_Given problem_
The complete listing should be restated exactly.

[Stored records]
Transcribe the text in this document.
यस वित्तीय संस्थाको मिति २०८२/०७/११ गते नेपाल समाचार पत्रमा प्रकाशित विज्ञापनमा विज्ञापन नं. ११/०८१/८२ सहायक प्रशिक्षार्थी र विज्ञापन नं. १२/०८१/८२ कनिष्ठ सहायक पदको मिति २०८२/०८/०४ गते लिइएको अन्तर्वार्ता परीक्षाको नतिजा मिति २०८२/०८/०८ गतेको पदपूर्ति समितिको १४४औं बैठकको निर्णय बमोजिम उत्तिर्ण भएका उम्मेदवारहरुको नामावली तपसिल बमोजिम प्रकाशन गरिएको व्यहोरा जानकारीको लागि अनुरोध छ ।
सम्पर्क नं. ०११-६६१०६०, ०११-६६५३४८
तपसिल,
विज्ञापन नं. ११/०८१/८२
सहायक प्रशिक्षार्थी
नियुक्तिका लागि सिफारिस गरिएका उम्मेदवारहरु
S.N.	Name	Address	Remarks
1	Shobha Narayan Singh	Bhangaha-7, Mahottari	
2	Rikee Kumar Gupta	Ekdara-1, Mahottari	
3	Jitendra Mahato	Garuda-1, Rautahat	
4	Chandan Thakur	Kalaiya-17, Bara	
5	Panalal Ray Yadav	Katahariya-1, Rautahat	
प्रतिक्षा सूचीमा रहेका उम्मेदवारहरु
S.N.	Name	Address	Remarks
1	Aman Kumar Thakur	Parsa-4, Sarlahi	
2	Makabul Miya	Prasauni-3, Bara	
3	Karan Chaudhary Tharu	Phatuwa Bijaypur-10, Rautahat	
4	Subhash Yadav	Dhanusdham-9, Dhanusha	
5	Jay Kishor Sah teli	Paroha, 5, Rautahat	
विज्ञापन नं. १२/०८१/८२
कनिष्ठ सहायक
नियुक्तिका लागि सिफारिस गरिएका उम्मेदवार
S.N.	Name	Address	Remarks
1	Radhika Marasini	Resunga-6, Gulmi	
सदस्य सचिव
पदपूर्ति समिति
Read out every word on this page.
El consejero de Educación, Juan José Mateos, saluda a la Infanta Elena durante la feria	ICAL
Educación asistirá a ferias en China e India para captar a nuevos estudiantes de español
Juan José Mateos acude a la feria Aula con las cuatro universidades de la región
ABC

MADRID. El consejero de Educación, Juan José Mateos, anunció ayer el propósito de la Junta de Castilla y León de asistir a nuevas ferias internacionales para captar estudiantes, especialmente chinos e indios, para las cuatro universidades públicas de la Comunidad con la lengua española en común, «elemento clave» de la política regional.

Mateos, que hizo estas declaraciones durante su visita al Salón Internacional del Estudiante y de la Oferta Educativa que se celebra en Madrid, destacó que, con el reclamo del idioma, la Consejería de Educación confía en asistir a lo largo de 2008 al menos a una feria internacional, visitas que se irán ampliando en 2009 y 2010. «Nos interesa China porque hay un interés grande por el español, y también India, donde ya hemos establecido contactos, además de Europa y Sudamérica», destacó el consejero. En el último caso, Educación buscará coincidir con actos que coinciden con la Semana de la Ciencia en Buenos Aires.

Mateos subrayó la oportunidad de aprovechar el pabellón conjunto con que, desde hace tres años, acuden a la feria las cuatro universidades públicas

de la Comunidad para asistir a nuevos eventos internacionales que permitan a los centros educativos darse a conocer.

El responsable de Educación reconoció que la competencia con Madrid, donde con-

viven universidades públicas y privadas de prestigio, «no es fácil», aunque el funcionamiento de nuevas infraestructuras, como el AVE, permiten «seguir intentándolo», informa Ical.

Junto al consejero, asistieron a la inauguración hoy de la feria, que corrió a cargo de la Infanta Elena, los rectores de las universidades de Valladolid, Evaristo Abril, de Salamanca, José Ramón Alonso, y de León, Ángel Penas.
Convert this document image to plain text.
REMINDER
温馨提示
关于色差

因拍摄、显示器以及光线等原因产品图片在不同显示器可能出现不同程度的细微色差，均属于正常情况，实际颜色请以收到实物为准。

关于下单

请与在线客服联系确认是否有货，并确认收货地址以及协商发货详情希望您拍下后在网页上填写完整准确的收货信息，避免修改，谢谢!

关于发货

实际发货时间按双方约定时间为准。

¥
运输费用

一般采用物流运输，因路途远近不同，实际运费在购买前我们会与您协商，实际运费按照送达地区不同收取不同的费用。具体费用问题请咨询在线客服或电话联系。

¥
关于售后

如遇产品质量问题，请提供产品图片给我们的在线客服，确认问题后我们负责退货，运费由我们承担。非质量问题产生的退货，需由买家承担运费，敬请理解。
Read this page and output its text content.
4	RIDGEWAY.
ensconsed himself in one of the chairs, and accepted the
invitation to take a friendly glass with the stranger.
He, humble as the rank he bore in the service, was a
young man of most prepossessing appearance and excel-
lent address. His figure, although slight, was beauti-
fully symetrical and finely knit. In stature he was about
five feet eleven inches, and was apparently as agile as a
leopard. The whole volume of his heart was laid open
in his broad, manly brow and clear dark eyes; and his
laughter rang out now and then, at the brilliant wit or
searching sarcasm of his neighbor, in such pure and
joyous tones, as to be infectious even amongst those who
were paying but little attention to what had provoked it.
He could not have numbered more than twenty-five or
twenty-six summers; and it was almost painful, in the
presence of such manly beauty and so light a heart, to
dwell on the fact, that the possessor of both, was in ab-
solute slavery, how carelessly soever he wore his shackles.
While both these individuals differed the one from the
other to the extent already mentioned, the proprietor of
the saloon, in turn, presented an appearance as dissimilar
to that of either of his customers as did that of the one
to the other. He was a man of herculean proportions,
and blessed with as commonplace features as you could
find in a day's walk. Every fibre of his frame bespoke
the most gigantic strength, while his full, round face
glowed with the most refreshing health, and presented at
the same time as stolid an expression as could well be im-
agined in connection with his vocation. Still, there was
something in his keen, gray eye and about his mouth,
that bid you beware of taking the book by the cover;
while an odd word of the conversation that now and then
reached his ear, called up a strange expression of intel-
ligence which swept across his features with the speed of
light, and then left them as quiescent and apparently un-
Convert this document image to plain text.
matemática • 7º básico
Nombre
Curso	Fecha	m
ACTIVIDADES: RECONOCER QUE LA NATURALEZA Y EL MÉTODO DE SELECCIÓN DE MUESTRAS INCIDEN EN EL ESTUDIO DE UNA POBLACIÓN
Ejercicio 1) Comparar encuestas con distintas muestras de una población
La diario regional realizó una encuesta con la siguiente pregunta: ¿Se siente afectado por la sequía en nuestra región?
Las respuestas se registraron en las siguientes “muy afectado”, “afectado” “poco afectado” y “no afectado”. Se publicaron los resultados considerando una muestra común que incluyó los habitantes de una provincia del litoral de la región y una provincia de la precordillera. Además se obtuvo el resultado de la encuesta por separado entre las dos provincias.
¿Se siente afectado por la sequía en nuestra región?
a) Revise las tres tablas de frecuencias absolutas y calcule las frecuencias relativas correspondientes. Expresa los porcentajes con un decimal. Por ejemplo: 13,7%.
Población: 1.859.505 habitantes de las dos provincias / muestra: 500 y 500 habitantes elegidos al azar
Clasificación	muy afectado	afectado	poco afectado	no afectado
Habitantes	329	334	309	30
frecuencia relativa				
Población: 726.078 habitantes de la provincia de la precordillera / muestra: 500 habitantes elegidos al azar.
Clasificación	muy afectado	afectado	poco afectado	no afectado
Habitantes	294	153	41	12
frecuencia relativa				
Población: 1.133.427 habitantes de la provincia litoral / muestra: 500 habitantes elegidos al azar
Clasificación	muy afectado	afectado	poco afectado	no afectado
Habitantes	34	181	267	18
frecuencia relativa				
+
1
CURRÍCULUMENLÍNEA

_Solution to this problem_
Transcribe the text in this document.
यस वित्तीय संस्थाको मिति २०८२/०७/११ गते नेपाल समाचार पत्रमा प्रकाशित विज्ञापनमा विज्ञापन नं. ११/०८१/८२ सहायक प्रशिक्षार्थी र विज्ञापन नं. १२/०८१/८२ कनिष्ठ सहायक पदको मिति २०८२/०८/०४ गते लिइएको अन्तर्वार्ता परीक्षाको नतिजा मिति २०८२/०८/०८ गतेको पदपूर्ति समितिको १४४औं बैठकको निर्णय बमोजिम उत्तिर्ण भएका उम्मेदवारहरुको नामावली तपसिल बमोजिम प्रकाशन गरिएको व्यहोरा जानकारीको लागि अनुरोध छ ।
सम्पर्क नं. ०११-६६१०६०, ०११-६६५३४८
तपसिल,
विज्ञापन नं. ११/०८१/८२
सहायक प्रशिक्षार्थी
नियुक्तिका लागि सिफारिस गरिएका उम्मेदवारहरु
S.N.	Name	Address	Remarks
1	Shobha Narayan Singh	Bhangaha-7, Mahottari	
2	Rikee Kumar Gupta	Ekdara-1, Mahottari	
3	Jitendra Mahato	Garuda-1, Rautahat	
4	Chandan Thakur	Kalaiya-17, Bara	
5	Panalal Ray Yadav	Katahariya-1, Rautahat	
प्रतिक्षा सूचीमा रहेका उम्मेदवारहरु
S.N.	Name	Address	Remarks
1	Aman Kumar Thakur	Parsa-4, Sarlahi	
2	Makabul Miya	Prasauni-3, Bara	
3	Karan Chaudhary Tharu	Phatuwa Bijaypur-10, Rautahat	
4	Subhash Yadav	Dhanusdham-9, Dhanusha	
5	Jay Kishor Sah teli	Paroha, 5, Rautahat	
विज्ञापन नं. १२/०८१/८२
कनिष्ठ सहायक
नियुक्तिका लागि सिफारिस गरिएका उम्मेदवार
S.N.	Name	Address	Remarks
1	Radhika Marasini	Resunga-6, Gulmi	
सदस्य सचिव
पदपूर्ति समिति
Read out every word on this page.
El consejero de Educación, Juan José Mateos, saluda a la Infanta Elena durante la feria	ICAL
Educación asistirá a ferias en China e India para captar a nuevos estudiantes de español
Juan José Mateos acude a la feria Aula con las cuatro universidades de la región
ABC

MADRID. El consejero de Educación, Juan José Mateos, anunció ayer el propósito de la Junta de Castilla y León de asistir a nuevas ferias internacionales para captar estudiantes, especialmente chinos e indios, para las cuatro universidades públicas de la Comunidad con la lengua española en común, «elemento clave» de la política regional.

Mateos, que hizo estas declaraciones durante su visita al Salón Internacional del Estudiante y de la Oferta Educativa que se celebra en Madrid, destacó que, con el reclamo del idioma, la Consejería de Educación confía en asistir a lo largo de 2008 al menos a una feria internacional, visitas que se irán ampliando en 2009 y 2010. «Nos interesa China porque hay un interés grande por el español, y también India, donde ya hemos establecido contactos, además de Europa y Sudamérica», destacó el consejero. En el último caso, Educación buscará coincidir con actos que coinciden con la Semana de la Ciencia en Buenos Aires.

Mateos subrayó la oportunidad de aprovechar el pabellón conjunto con que, desde hace tres años, acuden a la feria las cuatro universidades públicas

de la Comunidad para asistir a nuevos eventos internacionales que permitan a los centros educativos darse a conocer.

El responsable de Educación reconoció que la competencia con Madrid, donde con-

viven universidades públicas y privadas de prestigio, «no es fácil», aunque el funcionamiento de nuevas infraestructuras, como el AVE, permiten «seguir intentándolo», informa Ical.

Junto al consejero, asistieron a la inauguración hoy de la feria, que corrió a cargo de la Infanta Elena, los rectores de las universidades de Valladolid, Evaristo Abril, de Salamanca, José Ramón Alonso, y de León, Ángel Penas.
Convert this document image to plain text.
REMINDER
温馨提示
关于色差

因拍摄、显示器以及光线等原因产品图片在不同显示器可能出现不同程度的细微色差，均属于正常情况，实际颜色请以收到实物为准。

关于下单

请与在线客服联系确认是否有货，并确认收货地址以及协商发货详情希望您拍下后在网页上填写完整准确的收货信息，避免修改，谢谢!

关于发货

实际发货时间按双方约定时间为准。

¥
运输费用

一般采用物流运输，因路途远近不同，实际运费在购买前我们会与您协商，实际运费按照送达地区不同收取不同的费用。具体费用问题请咨询在线客服或电话联系。

¥
关于售后

如遇产品质量问题，请提供产品图片给我们的在线客服，确认问题后我们负责退货，运费由我们承担。非质量问题产生的退货，需由买家承担运费，敬请理解。
Read this page and output its text content.
4	RIDGEWAY.
ensconsed himself in one of the chairs, and accepted the
invitation to take a friendly glass with the stranger.
He, humble as the rank he bore in the service, was a
young man of most prepossessing appearance and excel-
lent address. His figure, although slight, was beauti-
fully symetrical and finely knit. In stature he was about
five feet eleven inches, and was apparently as agile as a
leopard. The whole volume of his heart was laid open
in his broad, manly brow and clear dark eyes; and his
laughter rang out now and then, at the brilliant wit or
searching sarcasm of his neighbor, in such pure and
joyous tones, as to be infectious even amongst those who
were paying but little attention to what had provoked it.
He could not have numbered more than twenty-five or
twenty-six summers; and it was almost painful, in the
presence of such manly beauty and so light a heart, to
dwell on the fact, that the possessor of both, was in ab-
solute slavery, how carelessly soever he wore his shackles.
While both these individuals differed the one from the
other to the extent already mentioned, the proprietor of
the saloon, in turn, presented an appearance as dissimilar
to that of either of his customers as did that of the one
to the other. He was a man of herculean proportions,
and blessed with as commonplace features as you could
find in a day's walk. Every fibre of his frame bespoke
the most gigantic strength, while his full, round face
glowed with the most refreshing health, and presented at
the same time as stolid an expression as could well be im-
agined in connection with his vocation. Still, there was
something in his keen, gray eye and about his mouth,
that bid you beware of taking the book by the cover;
while an odd word of the conversation that now and then
reached his ear, called up a strange expression of intel-
ligence which swept across his features with the speed of
light, and then left them as quiescent and apparently un-
Convert this document image to plain text.
matemática • 7º básico
Nombre
Curso	Fecha	m
ACTIVIDADES: RECONOCER QUE LA NATURALEZA Y EL MÉTODO DE SELECCIÓN DE MUESTRAS INCIDEN EN EL ESTUDIO DE UNA POBLACIÓN
Ejercicio 1) Comparar encuestas con distintas muestras de una población
La diario regional realizó una encuesta con la siguiente pregunta: ¿Se siente afectado por la sequía en nuestra región?
Las respuestas se registraron en las siguientes “muy afectado”, “afectado” “poco afectado” y “no afectado”. Se publicaron los resultados considerando una muestra común que incluyó los habitantes de una provincia del litoral de la región y una provincia de la precordillera. Además se obtuvo el resultado de la encuesta por separado entre las dos provincias.
¿Se siente afectado por la sequía en nuestra región?
a) Revise las tres tablas de frecuencias absolutas y calcule las frecuencias relativas correspondientes. Expresa los porcentajes con un decimal. Por ejemplo: 13,7%.
Población: 1.859.505 habitantes de las dos provincias / muestra: 500 y 500 habitantes elegidos al azar
Clasificación	muy afectado	afectado	poco afectado	no afectado
Habitantes	329	334	309	30
frecuencia relativa				
Población: 726.078 habitantes de la provincia de la precordillera / muestra: 500 habitantes elegidos al azar.
Clasificación	muy afectado	afectado	poco afectado	no afectado
Habitantes	294	153	41	12
frecuencia relativa				
Población: 1.133.427 habitantes de la provincia litoral / muestra: 500 habitantes elegidos al azar
Clasificación	muy afectado	afectado	poco afectado	no afectado
Habitantes	34	181	267	18
frecuencia relativa				
+
1
CURRÍCULUMENLÍNEA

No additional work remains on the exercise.